### WORK INSTRUCTIONS
Here are some records; return them all exactly.

[Excerpts from a figure dataset]
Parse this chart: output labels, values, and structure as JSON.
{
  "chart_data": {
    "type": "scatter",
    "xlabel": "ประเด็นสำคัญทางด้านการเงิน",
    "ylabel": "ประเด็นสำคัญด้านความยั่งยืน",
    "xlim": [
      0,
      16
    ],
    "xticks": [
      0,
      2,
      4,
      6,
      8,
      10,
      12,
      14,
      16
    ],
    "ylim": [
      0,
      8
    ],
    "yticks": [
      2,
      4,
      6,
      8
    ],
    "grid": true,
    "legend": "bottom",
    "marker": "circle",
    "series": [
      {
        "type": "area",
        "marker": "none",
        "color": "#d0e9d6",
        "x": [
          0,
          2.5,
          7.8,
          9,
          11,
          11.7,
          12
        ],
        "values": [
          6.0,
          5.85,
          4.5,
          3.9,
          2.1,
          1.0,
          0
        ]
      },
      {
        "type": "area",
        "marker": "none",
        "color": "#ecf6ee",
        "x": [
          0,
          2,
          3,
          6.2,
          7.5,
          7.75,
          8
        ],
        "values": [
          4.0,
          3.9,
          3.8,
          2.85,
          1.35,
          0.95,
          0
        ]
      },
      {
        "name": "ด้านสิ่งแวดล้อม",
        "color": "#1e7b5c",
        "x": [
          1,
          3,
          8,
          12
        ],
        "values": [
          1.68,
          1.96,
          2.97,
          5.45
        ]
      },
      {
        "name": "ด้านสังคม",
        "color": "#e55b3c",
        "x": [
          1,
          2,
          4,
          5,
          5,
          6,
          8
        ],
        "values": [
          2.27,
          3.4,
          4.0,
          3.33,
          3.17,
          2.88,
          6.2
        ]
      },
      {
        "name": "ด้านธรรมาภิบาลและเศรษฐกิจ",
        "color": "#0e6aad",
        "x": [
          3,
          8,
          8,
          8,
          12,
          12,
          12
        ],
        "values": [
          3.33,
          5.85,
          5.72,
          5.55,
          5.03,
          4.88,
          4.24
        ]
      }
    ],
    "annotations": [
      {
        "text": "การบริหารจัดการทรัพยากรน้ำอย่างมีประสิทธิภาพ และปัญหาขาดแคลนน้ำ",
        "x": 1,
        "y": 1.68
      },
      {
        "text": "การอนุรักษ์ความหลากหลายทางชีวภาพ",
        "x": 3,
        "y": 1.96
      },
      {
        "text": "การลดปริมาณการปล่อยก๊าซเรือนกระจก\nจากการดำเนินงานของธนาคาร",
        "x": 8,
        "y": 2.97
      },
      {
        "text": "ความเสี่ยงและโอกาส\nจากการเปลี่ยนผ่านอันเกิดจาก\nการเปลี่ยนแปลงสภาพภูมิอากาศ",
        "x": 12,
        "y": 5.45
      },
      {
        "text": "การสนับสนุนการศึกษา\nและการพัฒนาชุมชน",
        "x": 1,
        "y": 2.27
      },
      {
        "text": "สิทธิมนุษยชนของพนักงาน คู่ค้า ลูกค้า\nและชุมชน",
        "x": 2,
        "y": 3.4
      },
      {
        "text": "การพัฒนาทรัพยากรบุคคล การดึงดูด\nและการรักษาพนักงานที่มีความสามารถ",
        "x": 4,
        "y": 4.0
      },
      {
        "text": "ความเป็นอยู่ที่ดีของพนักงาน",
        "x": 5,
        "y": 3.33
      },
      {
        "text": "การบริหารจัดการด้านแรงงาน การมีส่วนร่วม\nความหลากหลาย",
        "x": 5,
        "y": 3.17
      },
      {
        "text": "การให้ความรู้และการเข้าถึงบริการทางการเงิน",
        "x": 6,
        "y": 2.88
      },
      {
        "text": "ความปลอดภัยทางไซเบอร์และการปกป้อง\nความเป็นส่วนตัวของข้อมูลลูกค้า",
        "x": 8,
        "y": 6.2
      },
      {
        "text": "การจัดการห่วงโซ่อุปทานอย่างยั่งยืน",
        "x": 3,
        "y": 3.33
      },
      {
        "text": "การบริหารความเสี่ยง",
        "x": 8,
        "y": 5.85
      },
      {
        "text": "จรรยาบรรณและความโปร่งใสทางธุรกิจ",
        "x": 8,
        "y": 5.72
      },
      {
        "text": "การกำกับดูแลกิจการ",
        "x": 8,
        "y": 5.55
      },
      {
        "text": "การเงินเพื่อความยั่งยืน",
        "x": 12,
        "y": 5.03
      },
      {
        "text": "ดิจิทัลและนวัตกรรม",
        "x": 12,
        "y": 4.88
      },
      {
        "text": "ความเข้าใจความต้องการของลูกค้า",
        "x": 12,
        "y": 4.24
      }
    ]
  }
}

### TASK RESPONSE
Parse this chart: output labels, values, and structure as JSON.
{
  "chart_data": {
    "type": "scatter",
    "xlabel": "ประเด็นสำคัญทางด้านการเงิน",
    "ylabel": "ประเด็นสำคัญด้านความยั่งยืน",
    "xlim": [
      0,
      16
    ],
    "xticks": [
      0,
      2,
      4,
      6,
      8,
      10,
      12,
      14,
      16
    ],
    "ylim": [
      0,
      8
    ],
    "yticks": [
      2,
      4,
      6,
      8
    ],
    "grid": true,
    "legend": "bottom",
    "marker": "circle",
    "series": [
      {
        "type": "area",
        "marker": "none",
        "color": "#d0e9d6",
        "x": [
          0,
          2.5,
          7.8,
          9,
          11,
          11.7,
          12
        ],
        "values": [
          6.0,
          5.85,
          4.5,
          3.9,
          2.1,
          1.0,
          0
        ]
      },
      {
        "type": "area",
        "marker": "none",
        "color": "#ecf6ee",
        "x": [
          0,
          2,
          3,
          6.2,
          7.5,
          7.75,
          8
        ],
        "values": [
          4.0,
          3.9,
          3.8,
          2.85,
          1.35,
          0.95,
          0
        ]
      },
      {
        "name": "ด้านสิ่งแวดล้อม",
        "color": "#1e7b5c",
        "x": [
          1,
          3,
          8,
          12
        ],
        "values": [
          1.68,
          1.96,
          2.97,
          5.45
        ]
      },
      {
        "name": "ด้านสังคม",
        "color": "#e55b3c",
        "x": [
          1,
          2,
          4,
          5,
          5,
          6,
          8
        ],
        "values": [
          2.27,
          3.4,
          4.0,
          3.33,
          3.17,
          2.88,
          6.2
        ]
      },
      {
        "name": "ด้านธรรมาภิบาลและเศรษฐกิจ",
        "color": "#0e6aad",
        "x": [
          3,
          8,
          8,
          8,
          12,
          12,
          12
        ],
        "values": [
          3.33,
          5.85,
          5.72,
          5.55,
          5.03,
          4.88,
          4.24
        ]
      }
    ],
    "annotations": [
      {
        "text": "การบริหารจัดการทรัพยากรน้ำอย่างมีประสิทธิภาพ และปัญหาขาดแคลนน้ำ",
        "x": 1,
        "y": 1.68
      },
      {
        "text": "การอนุรักษ์ความหลากหลายทางชีวภาพ",
        "x": 3,
        "y": 1.96
      },
      {
        "text": "การลดปริมาณการปล่อยก๊าซเรือนกระจก\nจากการดำเนินงานของธนาคาร",
        "x": 8,
        "y": 2.97
      },
      {
        "text": "ความเสี่ยงและโอกาส\nจากการเปลี่ยนผ่านอันเกิดจาก\nการเปลี่ยนแปลงสภาพภูมิอากาศ",
        "x": 12,
        "y": 5.45
      },
      {
        "text": "การสนับสนุนการศึกษา\nและการพัฒนาชุมชน",
        "x": 1,
        "y": 2.27
      },
      {
        "text": "สิทธิมนุษยชนของพนักงาน คู่ค้า ลูกค้า\nและชุมชน",
        "x": 2,
        "y": 3.4
      },
      {
        "text": "การพัฒนาทรัพยากรบุคคล การดึงดูด\nและการรักษาพนักงานที่มีความสามารถ",
        "x": 4,
        "y": 4.0
      },
      {
        "text": "ความเป็นอยู่ที่ดีของพนักงาน",
        "x": 5,
        "y": 3.33
      },
      {
        "text": "การบริหารจัดการด้านแรงงาน การมีส่วนร่วม\nความหลากหลาย",
        "x": 5,
        "y": 3.17
      },
      {
        "text": "การให้ความรู้และการเข้าถึงบริการทางการเงิน",
        "x": 6,
        "y": 2.88
      },
      {
        "text": "ความปลอดภัยทางไซเบอร์และการปกป้อง\nความเป็นส่วนตัวของข้อมูลลูกค้า",
        "x": 8,
        "y": 6.2
      },
      {
        "text": "การจัดการห่วงโซ่อุปทานอย่างยั่งยืน",
        "x": 3,
        "y": 3.33
      },
      {
        "text": "การบริหารความเสี่ยง",
        "x": 8,
        "y": 5.85
      },
      {
        "text": "จรรยาบรรณและความโปร่งใสทางธุรกิจ",
        "x": 8,
        "y": 5.72
      },
      {
        "text": "การกำกับดูแลกิจการ",
        "x": 8,
        "y": 5.55
      },
      {
        "text": "การเงินเพื่อความยั่งยืน",
        "x": 12,
        "y": 5.03
      },
      {
        "text": "ดิจิทัลและนวัตกรรม",
        "x": 12,
        "y": 4.88
      },
      {
        "text": "ความเข้าใจความต้องการของลูกค้า",
        "x": 12,
        "y": 4.24
      }
    ]
  }
}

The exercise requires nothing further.